* Do this
Pictures excluded, copy word for word the lines from the one holding "OCR this image." through the last line below.

START Records shown

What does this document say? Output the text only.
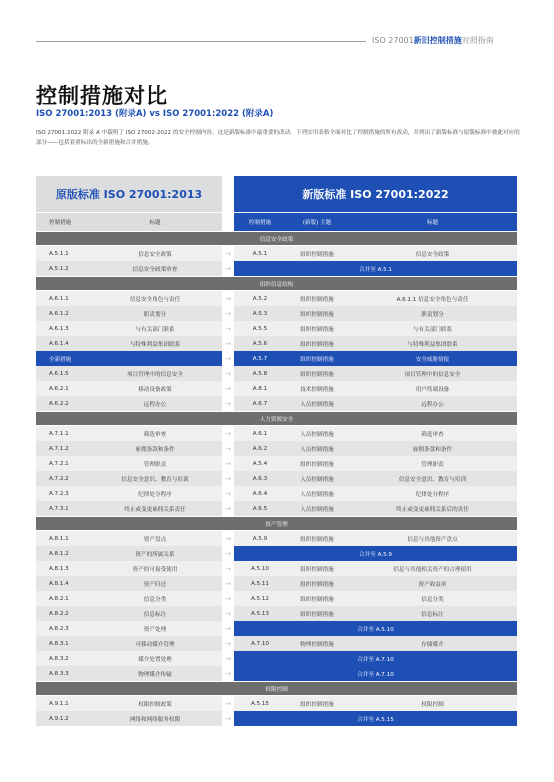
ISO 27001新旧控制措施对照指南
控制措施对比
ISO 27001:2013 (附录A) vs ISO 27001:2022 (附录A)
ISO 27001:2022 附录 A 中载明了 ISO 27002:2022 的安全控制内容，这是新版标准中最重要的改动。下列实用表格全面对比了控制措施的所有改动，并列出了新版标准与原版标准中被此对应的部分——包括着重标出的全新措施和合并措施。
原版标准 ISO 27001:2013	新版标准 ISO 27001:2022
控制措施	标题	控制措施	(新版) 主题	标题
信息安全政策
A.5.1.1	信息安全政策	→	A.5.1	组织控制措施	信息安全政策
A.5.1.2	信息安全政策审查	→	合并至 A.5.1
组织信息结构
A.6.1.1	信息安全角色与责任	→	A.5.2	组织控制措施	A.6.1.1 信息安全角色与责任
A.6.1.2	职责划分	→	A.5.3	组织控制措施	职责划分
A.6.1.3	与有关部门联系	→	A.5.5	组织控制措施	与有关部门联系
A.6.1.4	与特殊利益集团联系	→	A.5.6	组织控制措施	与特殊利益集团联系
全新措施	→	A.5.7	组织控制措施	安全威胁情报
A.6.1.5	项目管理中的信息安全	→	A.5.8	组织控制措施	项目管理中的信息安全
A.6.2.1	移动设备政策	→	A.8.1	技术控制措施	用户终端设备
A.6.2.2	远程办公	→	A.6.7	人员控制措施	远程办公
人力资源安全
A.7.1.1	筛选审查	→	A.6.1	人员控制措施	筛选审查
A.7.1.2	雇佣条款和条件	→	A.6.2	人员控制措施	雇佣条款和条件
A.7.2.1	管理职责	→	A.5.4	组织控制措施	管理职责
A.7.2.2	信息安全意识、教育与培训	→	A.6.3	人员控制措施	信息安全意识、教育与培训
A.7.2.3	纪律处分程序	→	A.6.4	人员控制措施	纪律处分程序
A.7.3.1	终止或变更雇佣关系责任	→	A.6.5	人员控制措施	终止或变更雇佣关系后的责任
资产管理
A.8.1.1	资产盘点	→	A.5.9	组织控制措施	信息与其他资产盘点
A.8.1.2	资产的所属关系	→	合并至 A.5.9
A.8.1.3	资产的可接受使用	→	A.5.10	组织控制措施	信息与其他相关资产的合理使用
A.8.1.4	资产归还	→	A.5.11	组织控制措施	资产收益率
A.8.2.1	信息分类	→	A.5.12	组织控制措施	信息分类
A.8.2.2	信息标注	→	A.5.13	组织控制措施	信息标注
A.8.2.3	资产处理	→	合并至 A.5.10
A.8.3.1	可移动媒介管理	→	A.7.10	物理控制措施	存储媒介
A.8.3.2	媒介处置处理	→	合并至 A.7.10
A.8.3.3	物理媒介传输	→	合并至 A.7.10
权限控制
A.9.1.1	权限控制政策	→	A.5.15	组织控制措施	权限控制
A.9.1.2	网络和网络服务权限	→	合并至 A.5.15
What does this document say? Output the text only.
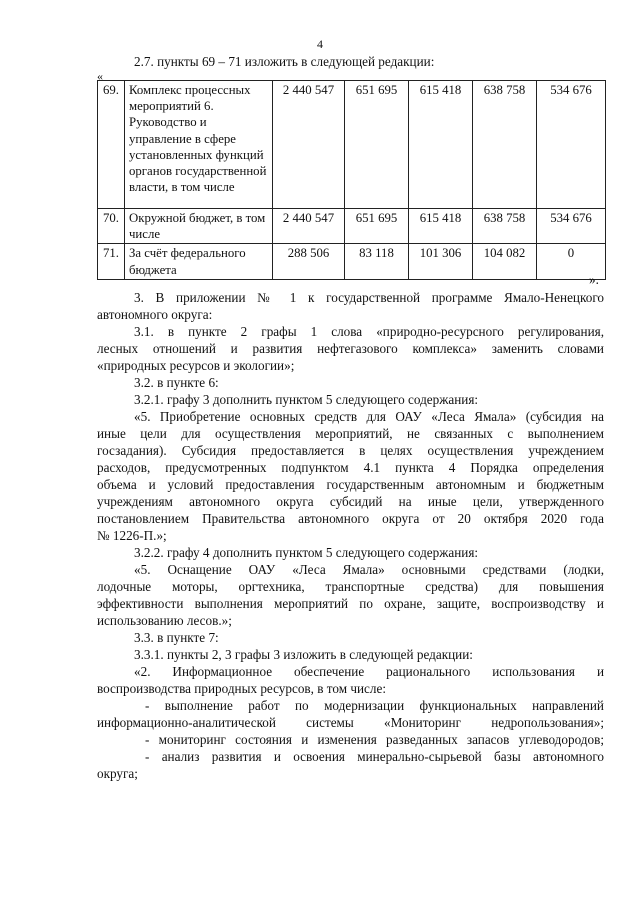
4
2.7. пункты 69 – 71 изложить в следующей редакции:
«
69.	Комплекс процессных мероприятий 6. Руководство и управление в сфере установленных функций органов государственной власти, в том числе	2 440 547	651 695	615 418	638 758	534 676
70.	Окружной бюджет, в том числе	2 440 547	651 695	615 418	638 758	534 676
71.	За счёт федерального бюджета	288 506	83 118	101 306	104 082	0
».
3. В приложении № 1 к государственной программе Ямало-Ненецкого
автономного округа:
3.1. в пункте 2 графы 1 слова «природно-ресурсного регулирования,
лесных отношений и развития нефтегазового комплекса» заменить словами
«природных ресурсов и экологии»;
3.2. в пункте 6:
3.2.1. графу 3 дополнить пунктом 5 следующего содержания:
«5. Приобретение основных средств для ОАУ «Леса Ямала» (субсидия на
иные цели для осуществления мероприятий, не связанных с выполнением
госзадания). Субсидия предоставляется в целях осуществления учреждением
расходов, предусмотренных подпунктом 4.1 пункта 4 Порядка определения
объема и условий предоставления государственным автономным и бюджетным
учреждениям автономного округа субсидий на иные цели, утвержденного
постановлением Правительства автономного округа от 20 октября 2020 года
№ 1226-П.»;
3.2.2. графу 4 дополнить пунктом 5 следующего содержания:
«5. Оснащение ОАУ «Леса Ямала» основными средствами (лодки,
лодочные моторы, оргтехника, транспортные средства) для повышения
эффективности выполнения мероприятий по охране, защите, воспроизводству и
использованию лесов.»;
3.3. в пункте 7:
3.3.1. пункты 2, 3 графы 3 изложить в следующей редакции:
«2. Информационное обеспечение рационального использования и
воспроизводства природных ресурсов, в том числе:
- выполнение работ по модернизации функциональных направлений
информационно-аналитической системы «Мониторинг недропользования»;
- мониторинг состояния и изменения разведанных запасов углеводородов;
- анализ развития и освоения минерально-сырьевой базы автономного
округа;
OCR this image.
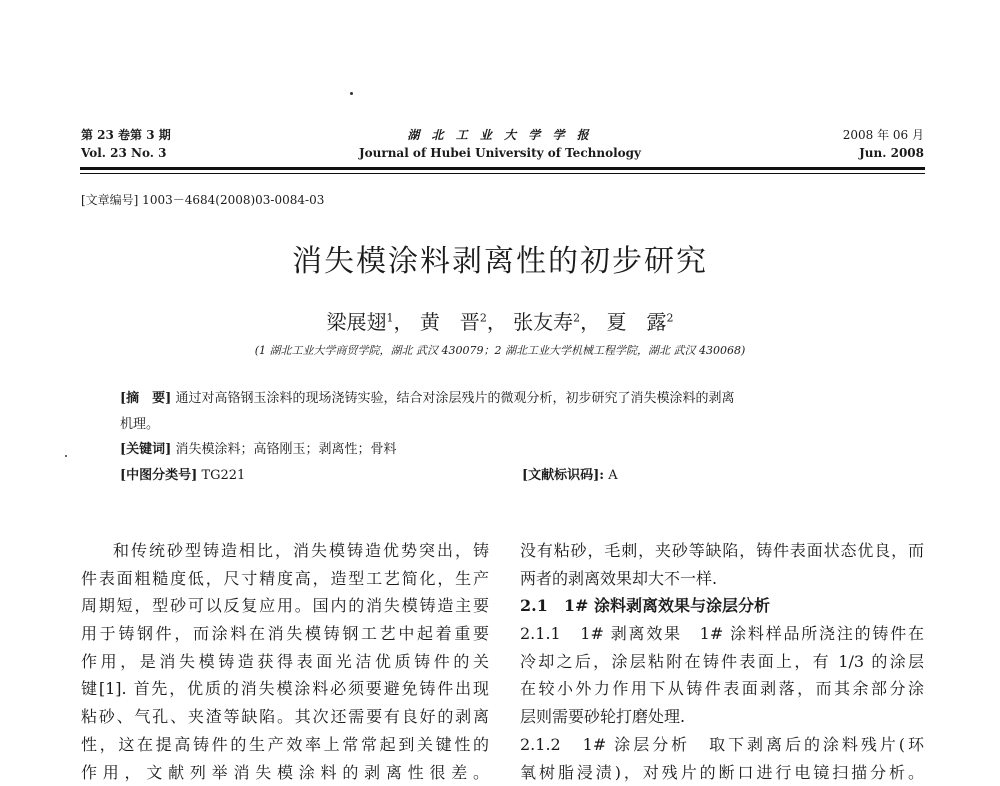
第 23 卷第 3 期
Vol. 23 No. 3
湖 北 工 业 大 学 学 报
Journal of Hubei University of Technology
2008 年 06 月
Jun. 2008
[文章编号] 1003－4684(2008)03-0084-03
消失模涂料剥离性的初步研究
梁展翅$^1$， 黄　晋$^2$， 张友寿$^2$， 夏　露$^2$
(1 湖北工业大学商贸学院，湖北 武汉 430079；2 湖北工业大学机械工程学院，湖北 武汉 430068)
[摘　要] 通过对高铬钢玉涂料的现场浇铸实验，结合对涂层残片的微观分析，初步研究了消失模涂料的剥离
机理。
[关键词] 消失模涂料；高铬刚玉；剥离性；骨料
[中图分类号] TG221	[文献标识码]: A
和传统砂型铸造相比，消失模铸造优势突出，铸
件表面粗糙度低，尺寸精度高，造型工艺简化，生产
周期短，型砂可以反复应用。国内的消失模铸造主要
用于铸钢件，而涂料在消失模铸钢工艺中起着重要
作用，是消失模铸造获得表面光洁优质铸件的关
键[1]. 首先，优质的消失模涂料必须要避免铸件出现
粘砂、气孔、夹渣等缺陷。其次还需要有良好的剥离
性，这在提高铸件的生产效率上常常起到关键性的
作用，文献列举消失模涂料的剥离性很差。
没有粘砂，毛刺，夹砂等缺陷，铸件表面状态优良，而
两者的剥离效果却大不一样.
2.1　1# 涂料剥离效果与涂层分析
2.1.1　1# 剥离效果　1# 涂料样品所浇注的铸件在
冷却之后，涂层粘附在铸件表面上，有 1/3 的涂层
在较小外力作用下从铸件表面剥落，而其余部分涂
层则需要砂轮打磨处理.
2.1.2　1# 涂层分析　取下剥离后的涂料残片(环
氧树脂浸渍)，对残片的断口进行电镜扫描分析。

END Records shown

* Reply to the task
OCR this image.
第 23 卷第 3 期
Vol. 23 No. 3
湖 北 工 业 大 学 学 报
Journal of Hubei University of Technology
2008 年 06 月
Jun. 2008
[文章编号] 1003－4684(2008)03-0084-03
消失模涂料剥离性的初步研究
梁展翅$^1$， 黄　晋$^2$， 张友寿$^2$， 夏　露$^2$
(1 湖北工业大学商贸学院，湖北 武汉 430079；2 湖北工业大学机械工程学院，湖北 武汉 430068)
[摘　要] 通过对高铬钢玉涂料的现场浇铸实验，结合对涂层残片的微观分析，初步研究了消失模涂料的剥离
机理。
[关键词] 消失模涂料；高铬刚玉；剥离性；骨料
[中图分类号] TG221	[文献标识码]: A
和传统砂型铸造相比，消失模铸造优势突出，铸
件表面粗糙度低，尺寸精度高，造型工艺简化，生产
周期短，型砂可以反复应用。国内的消失模铸造主要
用于铸钢件，而涂料在消失模铸钢工艺中起着重要
作用，是消失模铸造获得表面光洁优质铸件的关
键[1]. 首先，优质的消失模涂料必须要避免铸件出现
粘砂、气孔、夹渣等缺陷。其次还需要有良好的剥离
性，这在提高铸件的生产效率上常常起到关键性的
作用，文献列举消失模涂料的剥离性很差。
没有粘砂，毛刺，夹砂等缺陷，铸件表面状态优良，而
两者的剥离效果却大不一样.
2.1　1# 涂料剥离效果与涂层分析
2.1.1　1# 剥离效果　1# 涂料样品所浇注的铸件在
冷却之后，涂层粘附在铸件表面上，有 1/3 的涂层
在较小外力作用下从铸件表面剥落，而其余部分涂
层则需要砂轮打磨处理.
2.1.2　1# 涂层分析　取下剥离后的涂料残片(环
氧树脂浸渍)，对残片的断口进行电镜扫描分析。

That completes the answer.